# STATED EXERCISE
Return the count of lines with the string "text" in them, and nothing else.

# RECORDS
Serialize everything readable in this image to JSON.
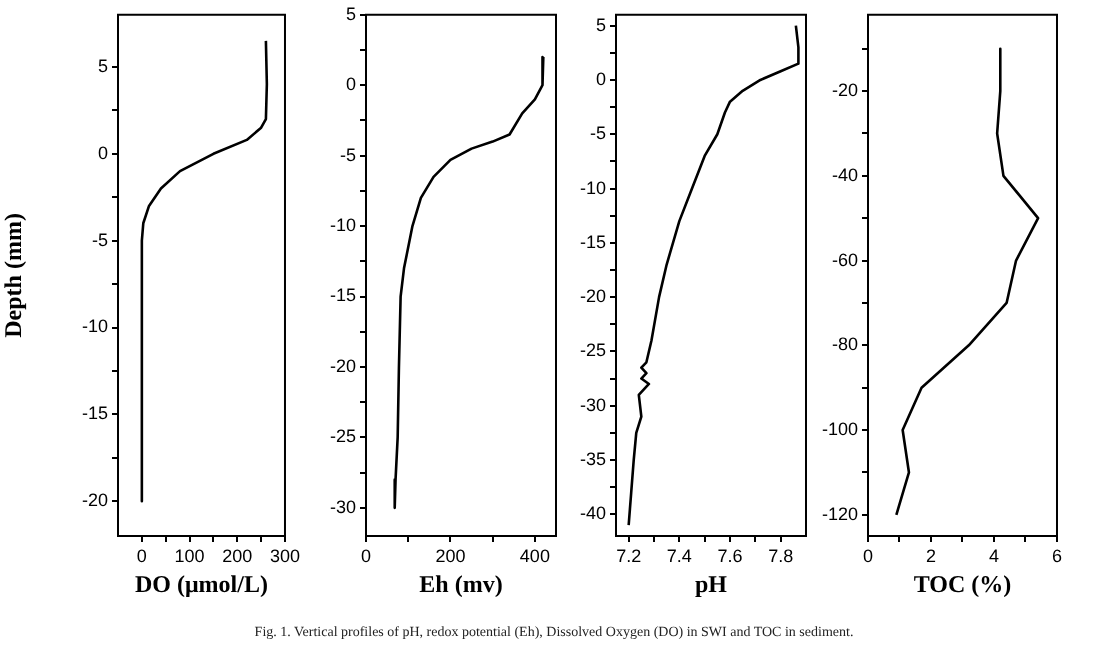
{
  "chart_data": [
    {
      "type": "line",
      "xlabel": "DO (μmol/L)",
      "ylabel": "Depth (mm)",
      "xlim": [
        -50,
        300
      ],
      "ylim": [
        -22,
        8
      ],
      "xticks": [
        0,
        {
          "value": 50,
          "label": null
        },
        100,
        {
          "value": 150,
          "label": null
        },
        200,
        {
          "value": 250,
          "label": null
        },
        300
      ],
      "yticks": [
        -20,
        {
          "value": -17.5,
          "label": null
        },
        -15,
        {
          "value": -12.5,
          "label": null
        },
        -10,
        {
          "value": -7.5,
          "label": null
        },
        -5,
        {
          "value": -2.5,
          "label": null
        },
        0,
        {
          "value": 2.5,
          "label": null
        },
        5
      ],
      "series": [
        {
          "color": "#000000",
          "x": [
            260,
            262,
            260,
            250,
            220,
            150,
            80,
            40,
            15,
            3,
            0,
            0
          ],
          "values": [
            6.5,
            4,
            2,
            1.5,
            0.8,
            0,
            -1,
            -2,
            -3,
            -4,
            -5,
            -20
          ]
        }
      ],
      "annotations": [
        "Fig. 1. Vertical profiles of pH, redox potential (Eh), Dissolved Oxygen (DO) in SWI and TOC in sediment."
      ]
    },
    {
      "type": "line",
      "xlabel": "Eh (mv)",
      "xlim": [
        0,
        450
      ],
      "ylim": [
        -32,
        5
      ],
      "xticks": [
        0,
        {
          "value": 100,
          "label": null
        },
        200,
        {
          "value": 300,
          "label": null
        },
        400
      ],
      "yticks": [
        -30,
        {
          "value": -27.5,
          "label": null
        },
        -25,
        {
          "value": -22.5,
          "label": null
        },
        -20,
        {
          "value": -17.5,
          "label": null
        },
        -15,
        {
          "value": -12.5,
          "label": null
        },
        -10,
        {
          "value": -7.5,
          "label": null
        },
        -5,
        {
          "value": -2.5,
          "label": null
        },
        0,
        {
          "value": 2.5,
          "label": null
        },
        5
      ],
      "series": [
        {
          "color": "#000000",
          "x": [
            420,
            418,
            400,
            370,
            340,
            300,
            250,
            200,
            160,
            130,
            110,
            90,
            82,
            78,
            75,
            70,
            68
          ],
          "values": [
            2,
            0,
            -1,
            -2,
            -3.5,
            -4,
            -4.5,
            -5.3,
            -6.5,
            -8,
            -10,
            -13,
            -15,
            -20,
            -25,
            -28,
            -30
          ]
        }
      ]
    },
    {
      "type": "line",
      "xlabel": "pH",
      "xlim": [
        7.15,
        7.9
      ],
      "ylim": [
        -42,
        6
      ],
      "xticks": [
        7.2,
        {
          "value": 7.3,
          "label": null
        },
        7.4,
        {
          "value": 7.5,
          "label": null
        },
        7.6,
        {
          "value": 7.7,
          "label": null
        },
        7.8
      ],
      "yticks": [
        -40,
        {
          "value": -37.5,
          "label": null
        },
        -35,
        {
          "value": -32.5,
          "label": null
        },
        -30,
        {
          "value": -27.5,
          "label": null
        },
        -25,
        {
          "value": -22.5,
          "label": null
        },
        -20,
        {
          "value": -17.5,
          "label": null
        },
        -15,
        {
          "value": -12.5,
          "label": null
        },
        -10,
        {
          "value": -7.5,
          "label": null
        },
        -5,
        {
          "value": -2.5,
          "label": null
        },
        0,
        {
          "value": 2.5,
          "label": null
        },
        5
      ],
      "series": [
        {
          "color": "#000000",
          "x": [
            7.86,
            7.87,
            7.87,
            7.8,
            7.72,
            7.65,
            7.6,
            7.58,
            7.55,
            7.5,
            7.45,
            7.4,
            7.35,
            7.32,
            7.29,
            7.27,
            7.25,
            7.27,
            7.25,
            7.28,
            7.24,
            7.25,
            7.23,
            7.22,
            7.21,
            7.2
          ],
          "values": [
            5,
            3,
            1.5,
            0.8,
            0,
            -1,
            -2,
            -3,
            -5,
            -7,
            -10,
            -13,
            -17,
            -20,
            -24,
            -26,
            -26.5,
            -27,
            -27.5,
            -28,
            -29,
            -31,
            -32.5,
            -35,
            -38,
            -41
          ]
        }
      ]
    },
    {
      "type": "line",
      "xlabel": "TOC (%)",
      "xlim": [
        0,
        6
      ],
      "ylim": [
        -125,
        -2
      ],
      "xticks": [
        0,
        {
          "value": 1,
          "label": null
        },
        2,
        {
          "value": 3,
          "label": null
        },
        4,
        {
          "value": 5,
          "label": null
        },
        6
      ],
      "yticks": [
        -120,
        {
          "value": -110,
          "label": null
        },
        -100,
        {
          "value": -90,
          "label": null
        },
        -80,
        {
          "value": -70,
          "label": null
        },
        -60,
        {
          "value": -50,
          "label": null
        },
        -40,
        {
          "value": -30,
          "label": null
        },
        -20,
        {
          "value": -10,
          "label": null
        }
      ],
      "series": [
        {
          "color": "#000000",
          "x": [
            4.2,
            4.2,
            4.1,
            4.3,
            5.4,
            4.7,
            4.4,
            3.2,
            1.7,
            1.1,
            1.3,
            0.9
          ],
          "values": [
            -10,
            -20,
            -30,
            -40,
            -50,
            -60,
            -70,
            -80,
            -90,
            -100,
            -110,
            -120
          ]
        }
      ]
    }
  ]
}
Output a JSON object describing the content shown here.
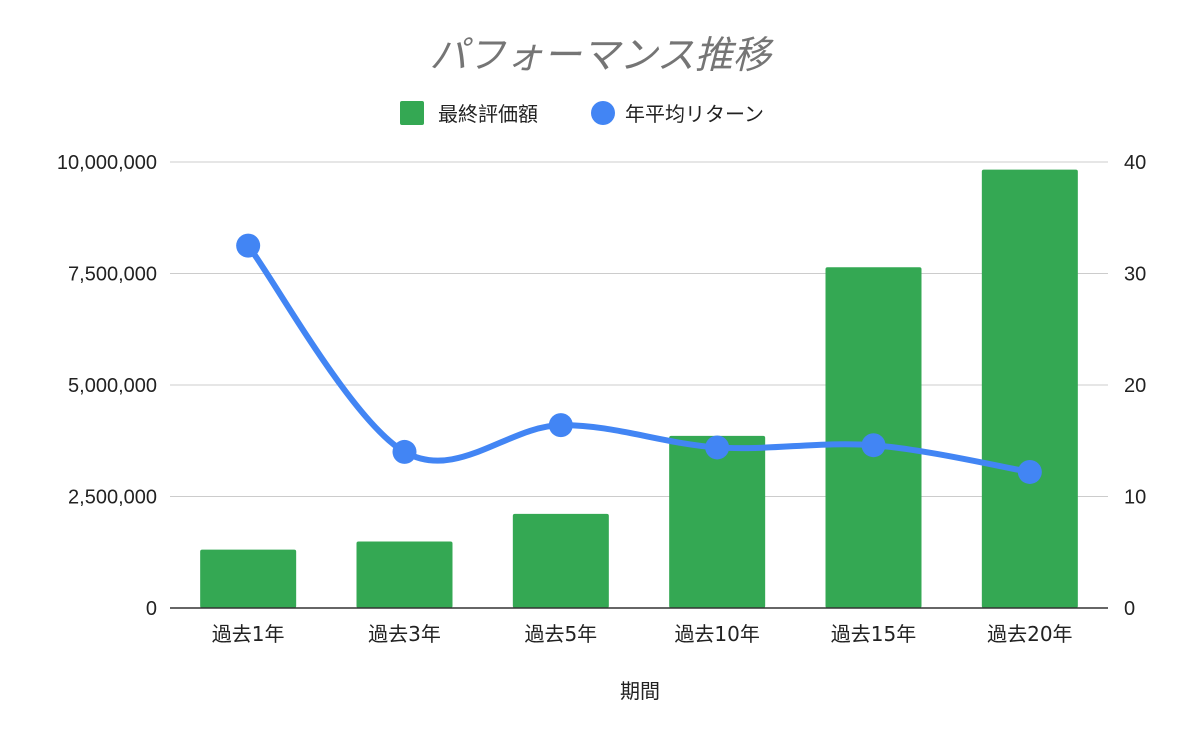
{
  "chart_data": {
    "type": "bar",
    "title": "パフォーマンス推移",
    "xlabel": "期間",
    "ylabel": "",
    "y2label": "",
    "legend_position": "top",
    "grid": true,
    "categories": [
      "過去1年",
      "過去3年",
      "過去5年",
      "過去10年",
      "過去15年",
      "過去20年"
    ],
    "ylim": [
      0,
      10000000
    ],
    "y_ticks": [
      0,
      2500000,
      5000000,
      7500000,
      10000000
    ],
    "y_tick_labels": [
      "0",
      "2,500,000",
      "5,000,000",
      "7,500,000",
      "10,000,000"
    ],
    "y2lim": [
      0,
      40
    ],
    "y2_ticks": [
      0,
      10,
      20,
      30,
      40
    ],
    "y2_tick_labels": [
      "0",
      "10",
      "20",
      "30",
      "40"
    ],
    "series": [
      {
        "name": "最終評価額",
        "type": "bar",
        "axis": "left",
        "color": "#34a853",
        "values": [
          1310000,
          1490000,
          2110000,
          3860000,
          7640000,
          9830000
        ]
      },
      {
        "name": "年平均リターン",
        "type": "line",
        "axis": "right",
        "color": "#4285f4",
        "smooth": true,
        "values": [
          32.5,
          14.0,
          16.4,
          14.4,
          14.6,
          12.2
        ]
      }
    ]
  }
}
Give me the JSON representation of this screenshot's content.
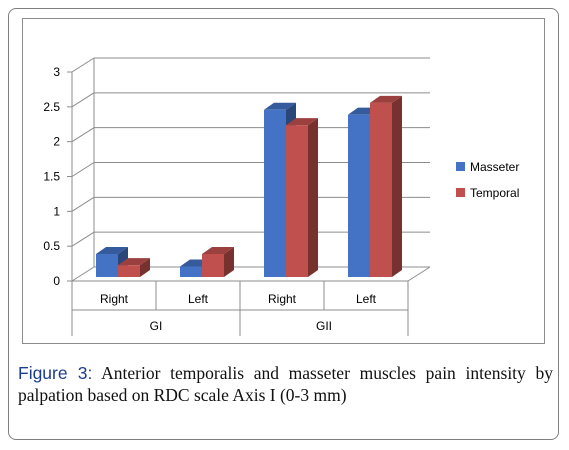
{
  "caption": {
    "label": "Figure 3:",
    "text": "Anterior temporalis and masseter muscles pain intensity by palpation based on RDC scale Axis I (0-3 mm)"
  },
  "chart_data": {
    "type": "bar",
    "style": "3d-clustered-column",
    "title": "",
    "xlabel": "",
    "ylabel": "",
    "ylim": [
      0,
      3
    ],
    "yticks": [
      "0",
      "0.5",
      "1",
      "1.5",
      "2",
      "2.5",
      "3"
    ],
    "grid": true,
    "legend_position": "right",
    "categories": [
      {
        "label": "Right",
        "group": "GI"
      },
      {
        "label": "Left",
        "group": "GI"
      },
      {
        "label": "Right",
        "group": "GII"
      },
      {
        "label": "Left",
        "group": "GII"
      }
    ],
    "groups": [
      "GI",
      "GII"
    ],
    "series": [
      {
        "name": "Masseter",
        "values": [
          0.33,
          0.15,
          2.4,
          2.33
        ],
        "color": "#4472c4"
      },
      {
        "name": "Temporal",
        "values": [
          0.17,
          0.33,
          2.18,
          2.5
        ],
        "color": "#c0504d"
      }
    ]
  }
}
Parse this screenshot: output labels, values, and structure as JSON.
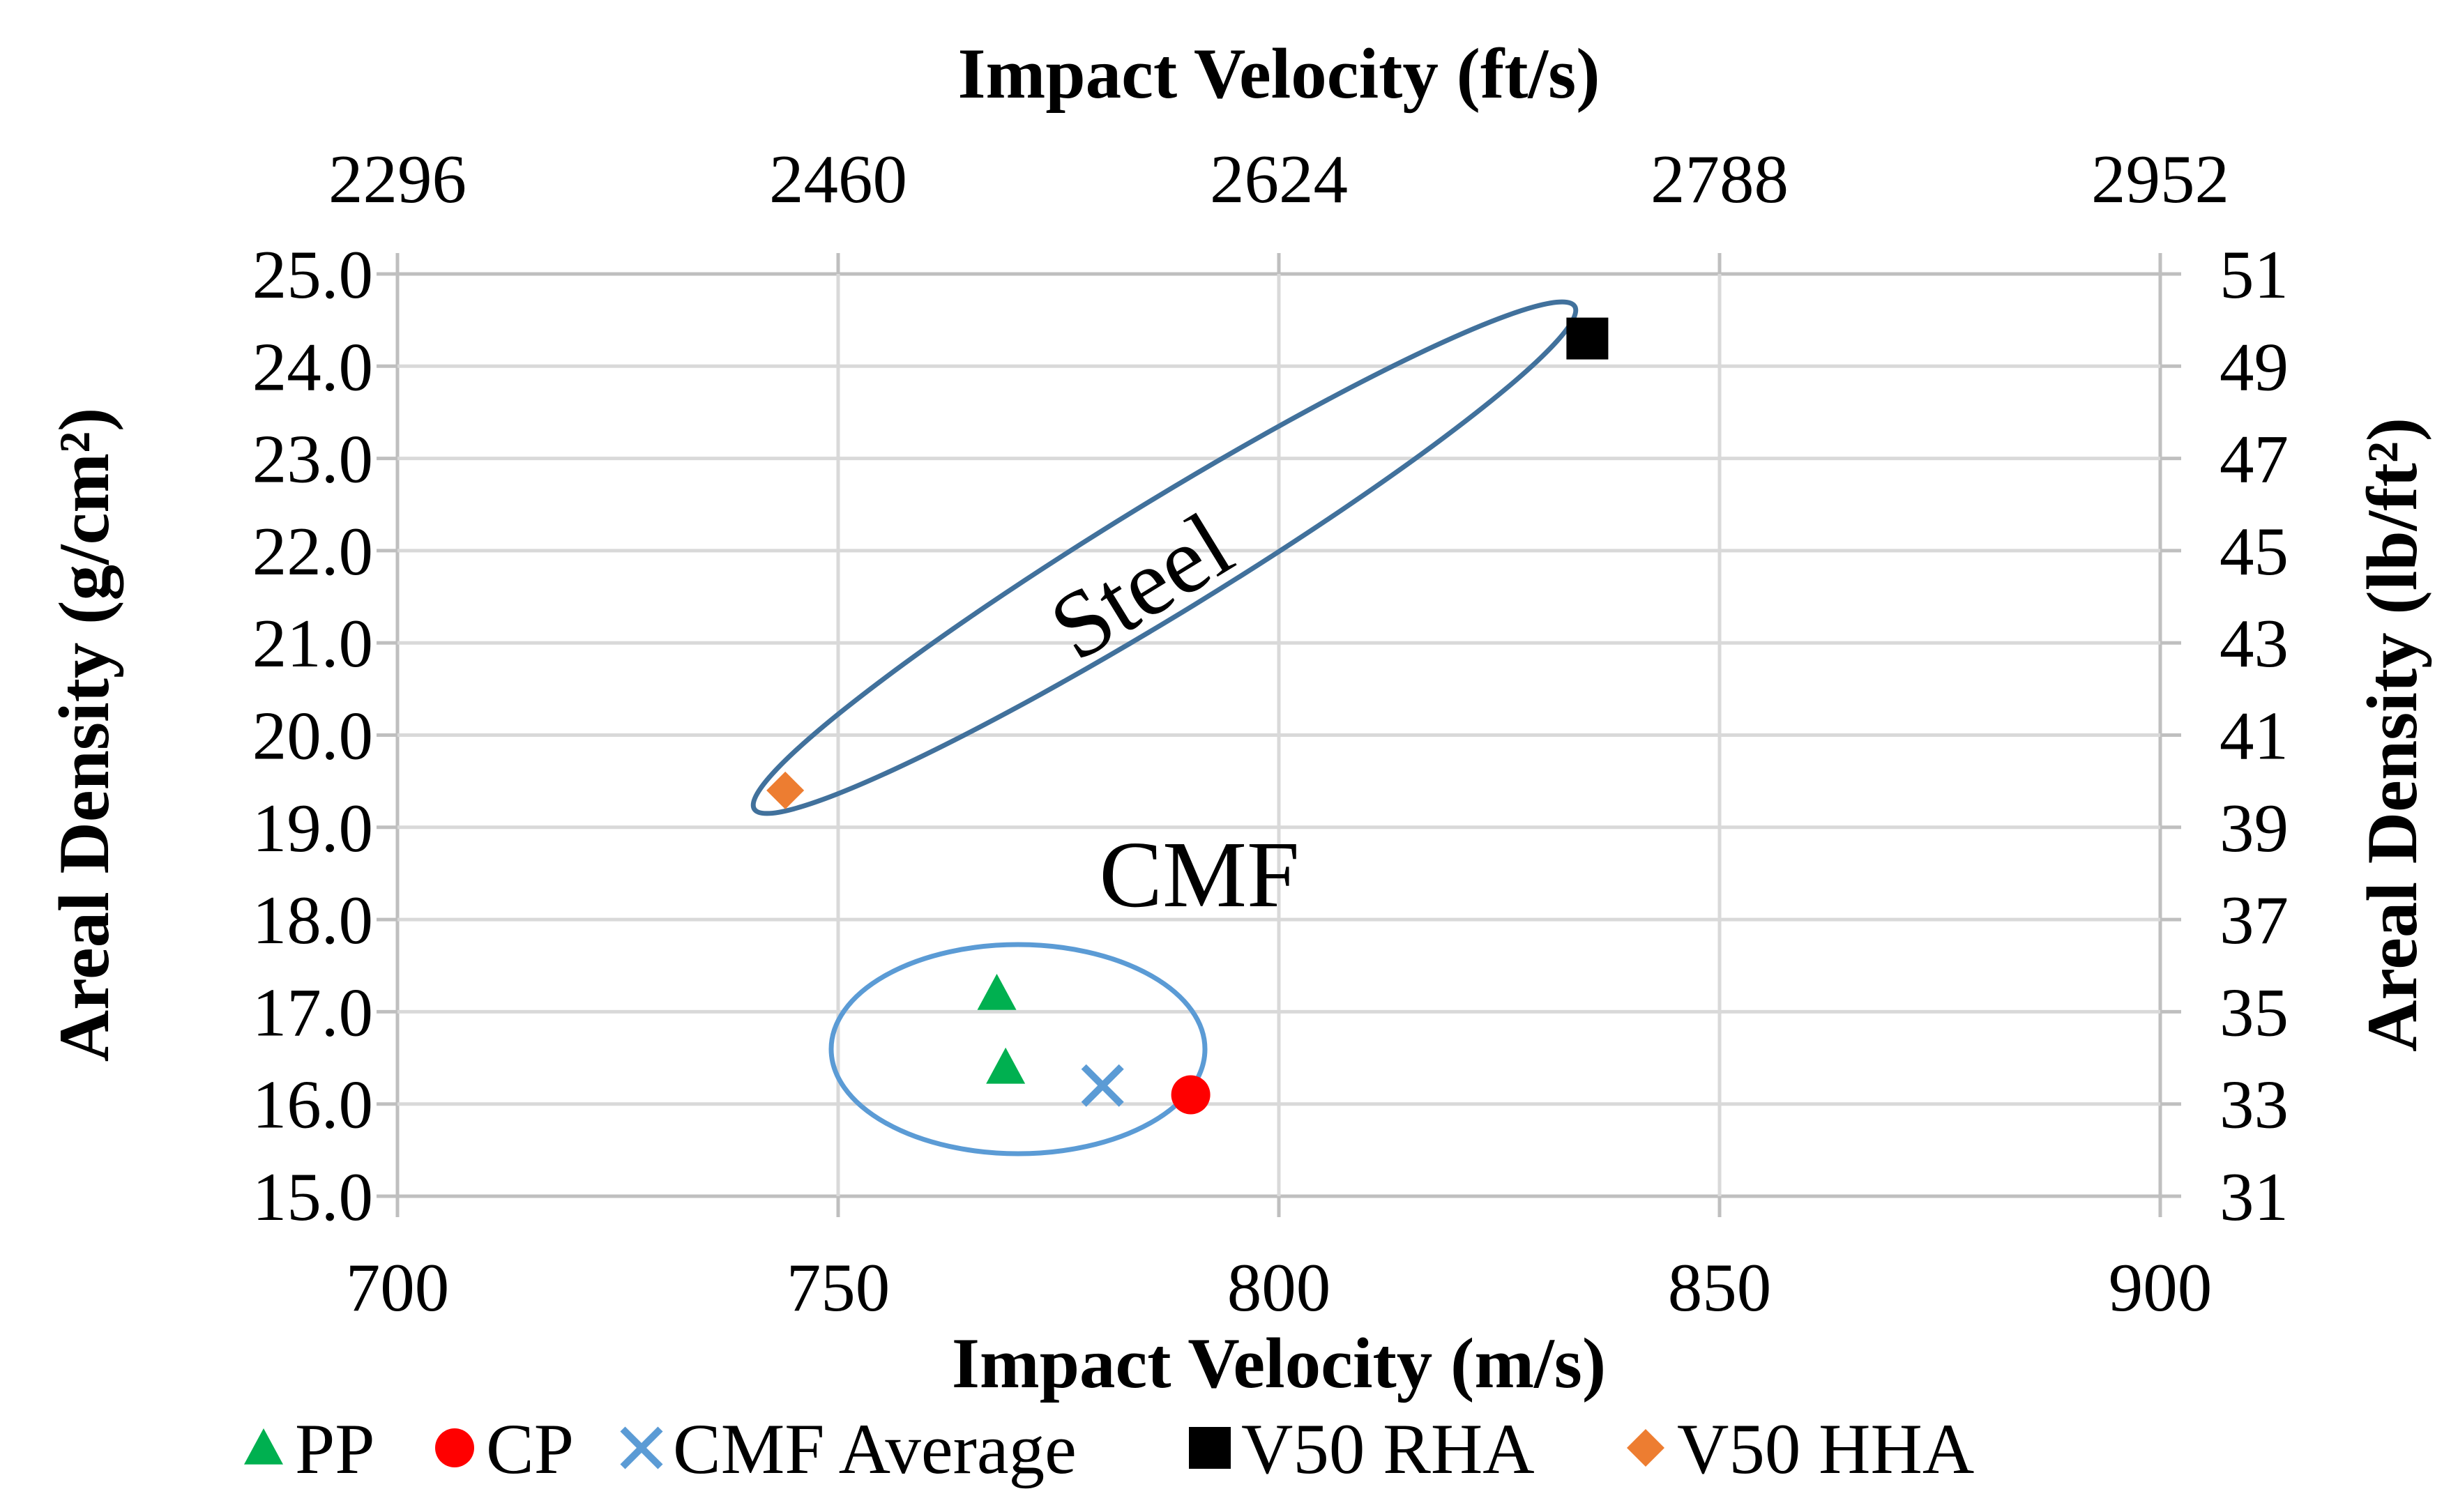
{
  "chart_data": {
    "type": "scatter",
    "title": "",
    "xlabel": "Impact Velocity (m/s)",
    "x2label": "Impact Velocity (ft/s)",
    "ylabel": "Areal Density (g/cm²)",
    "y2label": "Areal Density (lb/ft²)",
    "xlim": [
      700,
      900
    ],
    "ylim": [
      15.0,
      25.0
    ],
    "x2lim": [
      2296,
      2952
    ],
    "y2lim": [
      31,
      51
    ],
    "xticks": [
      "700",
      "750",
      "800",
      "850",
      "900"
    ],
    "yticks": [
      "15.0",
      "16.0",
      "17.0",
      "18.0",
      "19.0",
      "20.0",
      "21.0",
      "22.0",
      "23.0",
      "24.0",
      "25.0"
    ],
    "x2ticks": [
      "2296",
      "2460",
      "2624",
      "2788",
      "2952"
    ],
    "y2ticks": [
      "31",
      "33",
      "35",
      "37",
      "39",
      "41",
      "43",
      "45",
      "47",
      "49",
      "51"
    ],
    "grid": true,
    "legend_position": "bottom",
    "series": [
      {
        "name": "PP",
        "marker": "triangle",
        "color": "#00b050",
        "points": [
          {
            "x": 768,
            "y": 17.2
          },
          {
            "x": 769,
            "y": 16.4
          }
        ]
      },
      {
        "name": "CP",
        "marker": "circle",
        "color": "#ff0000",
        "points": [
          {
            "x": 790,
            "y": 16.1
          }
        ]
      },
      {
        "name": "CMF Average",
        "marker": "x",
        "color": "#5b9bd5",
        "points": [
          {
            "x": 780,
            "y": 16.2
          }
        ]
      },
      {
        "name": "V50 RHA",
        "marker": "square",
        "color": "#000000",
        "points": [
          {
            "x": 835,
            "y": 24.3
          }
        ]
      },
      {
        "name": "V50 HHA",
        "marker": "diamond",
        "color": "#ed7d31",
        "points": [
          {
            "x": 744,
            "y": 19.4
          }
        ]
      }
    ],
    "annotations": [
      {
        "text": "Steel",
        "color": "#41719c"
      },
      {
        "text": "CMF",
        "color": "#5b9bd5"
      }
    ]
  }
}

# CORRECT RESPONSE
3